GIVEN TASK
Give the number of lines in the listing that hold the word "相关方登记册". Write nothing but that number.

RECORD EXCERPTS
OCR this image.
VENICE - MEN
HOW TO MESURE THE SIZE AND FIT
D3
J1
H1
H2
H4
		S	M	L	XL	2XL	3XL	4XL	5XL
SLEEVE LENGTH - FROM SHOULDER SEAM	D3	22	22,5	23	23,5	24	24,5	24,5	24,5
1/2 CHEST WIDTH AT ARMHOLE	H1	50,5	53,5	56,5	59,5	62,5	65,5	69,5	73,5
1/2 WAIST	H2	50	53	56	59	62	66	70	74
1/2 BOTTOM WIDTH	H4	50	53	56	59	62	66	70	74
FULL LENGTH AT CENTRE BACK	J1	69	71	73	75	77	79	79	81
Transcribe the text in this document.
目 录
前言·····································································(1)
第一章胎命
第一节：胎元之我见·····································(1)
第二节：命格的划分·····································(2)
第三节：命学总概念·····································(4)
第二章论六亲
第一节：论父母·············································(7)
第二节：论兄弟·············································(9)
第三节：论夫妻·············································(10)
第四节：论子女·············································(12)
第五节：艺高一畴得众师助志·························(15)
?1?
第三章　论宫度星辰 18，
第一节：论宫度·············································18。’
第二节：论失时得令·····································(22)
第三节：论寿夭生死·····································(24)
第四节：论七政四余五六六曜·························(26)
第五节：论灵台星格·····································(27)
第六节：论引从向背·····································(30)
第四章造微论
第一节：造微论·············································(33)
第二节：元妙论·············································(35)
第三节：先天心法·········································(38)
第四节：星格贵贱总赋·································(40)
==
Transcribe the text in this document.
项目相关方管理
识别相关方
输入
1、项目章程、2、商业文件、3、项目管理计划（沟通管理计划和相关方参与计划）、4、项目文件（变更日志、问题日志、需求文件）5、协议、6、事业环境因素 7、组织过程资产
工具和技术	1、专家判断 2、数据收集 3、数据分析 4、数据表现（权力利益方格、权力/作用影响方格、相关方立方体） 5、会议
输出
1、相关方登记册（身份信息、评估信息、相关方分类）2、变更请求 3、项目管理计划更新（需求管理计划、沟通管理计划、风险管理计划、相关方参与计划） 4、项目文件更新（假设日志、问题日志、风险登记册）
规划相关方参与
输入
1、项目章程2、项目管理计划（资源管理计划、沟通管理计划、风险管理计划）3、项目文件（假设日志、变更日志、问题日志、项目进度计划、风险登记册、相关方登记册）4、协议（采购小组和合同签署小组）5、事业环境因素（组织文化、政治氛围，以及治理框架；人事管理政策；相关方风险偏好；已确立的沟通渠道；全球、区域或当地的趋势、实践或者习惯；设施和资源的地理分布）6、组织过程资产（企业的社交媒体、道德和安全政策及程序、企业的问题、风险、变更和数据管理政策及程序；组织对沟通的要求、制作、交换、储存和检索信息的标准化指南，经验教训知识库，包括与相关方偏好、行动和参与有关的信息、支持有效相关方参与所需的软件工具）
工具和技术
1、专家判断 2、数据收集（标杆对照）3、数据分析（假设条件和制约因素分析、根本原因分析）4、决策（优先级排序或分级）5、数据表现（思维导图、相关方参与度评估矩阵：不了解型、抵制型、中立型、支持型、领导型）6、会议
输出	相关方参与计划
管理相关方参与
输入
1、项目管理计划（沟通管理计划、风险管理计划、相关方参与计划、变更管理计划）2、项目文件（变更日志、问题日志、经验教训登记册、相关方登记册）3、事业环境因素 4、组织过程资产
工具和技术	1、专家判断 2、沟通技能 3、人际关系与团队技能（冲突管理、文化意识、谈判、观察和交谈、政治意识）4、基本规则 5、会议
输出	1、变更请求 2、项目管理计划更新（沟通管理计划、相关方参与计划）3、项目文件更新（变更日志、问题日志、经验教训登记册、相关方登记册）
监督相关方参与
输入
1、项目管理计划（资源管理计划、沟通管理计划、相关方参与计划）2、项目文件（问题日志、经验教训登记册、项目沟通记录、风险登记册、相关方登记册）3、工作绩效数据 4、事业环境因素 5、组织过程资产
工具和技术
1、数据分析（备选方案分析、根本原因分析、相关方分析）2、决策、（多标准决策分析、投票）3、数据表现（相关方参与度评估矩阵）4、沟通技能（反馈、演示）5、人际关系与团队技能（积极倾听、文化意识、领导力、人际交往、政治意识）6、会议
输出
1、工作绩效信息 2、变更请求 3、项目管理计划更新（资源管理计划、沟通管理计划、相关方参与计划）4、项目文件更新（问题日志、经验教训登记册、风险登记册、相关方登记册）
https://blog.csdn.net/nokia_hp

ANSWER BELOW
6